§ **Task requirements**
Check each line below for the word "Raman", and copy those that have it.

§ **Data for processing**

····················

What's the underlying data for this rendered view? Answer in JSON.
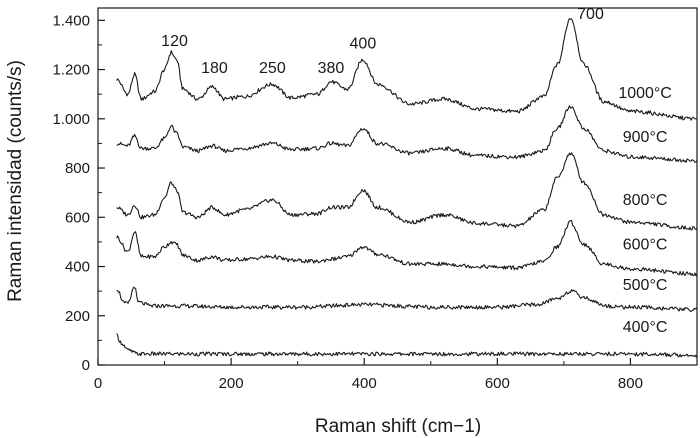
{
  "chart_data": {
    "type": "line",
    "xlabel": "Raman shift (cm−1)",
    "ylabel": "Raman intensidad (counts/s)",
    "xlim": [
      0,
      900
    ],
    "ylim": [
      0,
      1450
    ],
    "xticks": [
      0,
      200,
      400,
      600,
      800
    ],
    "xtick_labels": [
      "0",
      "200",
      "400",
      "600",
      "800"
    ],
    "yticks": [
      0,
      200,
      400,
      600,
      800,
      1000,
      1200,
      1400
    ],
    "ytick_labels": [
      "0",
      "200",
      "400",
      "600",
      "800",
      "1.000",
      "1.200",
      "1.400"
    ],
    "grid": false,
    "legend": "none",
    "peak_labels": [
      {
        "text": "120",
        "x": 115,
        "y": 1295
      },
      {
        "text": "180",
        "x": 175,
        "y": 1185
      },
      {
        "text": "250",
        "x": 262,
        "y": 1185
      },
      {
        "text": "380",
        "x": 350,
        "y": 1185
      },
      {
        "text": "400",
        "x": 398,
        "y": 1285
      },
      {
        "text": "700",
        "x": 740,
        "y": 1405
      }
    ],
    "series": [
      {
        "name": "1000°C",
        "label_x": 822,
        "label_y": 1085,
        "x": [
          28,
          45,
          55,
          65,
          85,
          100,
          110,
          118,
          128,
          150,
          172,
          190,
          220,
          262,
          290,
          330,
          350,
          375,
          398,
          420,
          470,
          520,
          570,
          630,
          670,
          690,
          710,
          730,
          760,
          800,
          900
        ],
        "y": [
          1160,
          1100,
          1180,
          1080,
          1110,
          1200,
          1270,
          1240,
          1120,
          1080,
          1130,
          1080,
          1090,
          1140,
          1085,
          1100,
          1150,
          1120,
          1240,
          1140,
          1060,
          1080,
          1040,
          1030,
          1090,
          1220,
          1410,
          1220,
          1070,
          1030,
          1000
        ]
      },
      {
        "name": "900°C",
        "label_x": 822,
        "label_y": 905,
        "x": [
          28,
          45,
          55,
          65,
          85,
          100,
          110,
          118,
          128,
          150,
          172,
          190,
          220,
          262,
          290,
          330,
          350,
          375,
          398,
          420,
          470,
          520,
          570,
          630,
          670,
          690,
          710,
          730,
          760,
          800,
          900
        ],
        "y": [
          900,
          890,
          930,
          880,
          880,
          920,
          970,
          940,
          885,
          870,
          890,
          870,
          880,
          900,
          875,
          880,
          900,
          890,
          960,
          900,
          860,
          880,
          850,
          845,
          870,
          960,
          1050,
          960,
          870,
          845,
          830
        ]
      },
      {
        "name": "800°C",
        "label_x": 822,
        "label_y": 650,
        "x": [
          28,
          45,
          55,
          65,
          85,
          100,
          110,
          118,
          128,
          150,
          172,
          190,
          220,
          262,
          290,
          330,
          350,
          375,
          398,
          420,
          470,
          520,
          570,
          630,
          670,
          690,
          710,
          730,
          760,
          800,
          900
        ],
        "y": [
          640,
          610,
          650,
          600,
          610,
          680,
          740,
          710,
          620,
          600,
          640,
          610,
          630,
          670,
          610,
          615,
          640,
          640,
          710,
          640,
          580,
          610,
          575,
          565,
          630,
          760,
          860,
          740,
          610,
          580,
          555
        ]
      },
      {
        "name": "600°C",
        "label_x": 822,
        "label_y": 470,
        "x": [
          28,
          45,
          55,
          65,
          85,
          100,
          110,
          118,
          128,
          150,
          172,
          190,
          220,
          262,
          290,
          330,
          350,
          375,
          398,
          420,
          470,
          520,
          570,
          630,
          670,
          690,
          710,
          730,
          760,
          800,
          900
        ],
        "y": [
          520,
          460,
          540,
          440,
          440,
          480,
          500,
          490,
          445,
          425,
          440,
          425,
          430,
          440,
          425,
          420,
          430,
          440,
          480,
          450,
          410,
          410,
          400,
          395,
          420,
          480,
          580,
          490,
          410,
          390,
          370
        ]
      },
      {
        "name": "500°C",
        "label_x": 822,
        "label_y": 305,
        "x": [
          28,
          40,
          45,
          55,
          60,
          80,
          120,
          200,
          300,
          400,
          500,
          600,
          660,
          690,
          710,
          730,
          745,
          760,
          800,
          900
        ],
        "y": [
          310,
          250,
          250,
          320,
          255,
          240,
          240,
          235,
          235,
          245,
          235,
          235,
          245,
          270,
          300,
          275,
          260,
          240,
          235,
          225
        ]
      },
      {
        "name": "400°C",
        "label_x": 822,
        "label_y": 135,
        "x": [
          28,
          35,
          45,
          60,
          100,
          200,
          300,
          400,
          500,
          600,
          700,
          800,
          900
        ],
        "y": [
          120,
          90,
          60,
          45,
          45,
          45,
          45,
          45,
          45,
          45,
          45,
          45,
          40
        ]
      }
    ]
  }
}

····················

§ **Task solution**
    "xlabel": "Raman shift (cm−1)",
    "ylabel": "Raman intensidad (counts/s)",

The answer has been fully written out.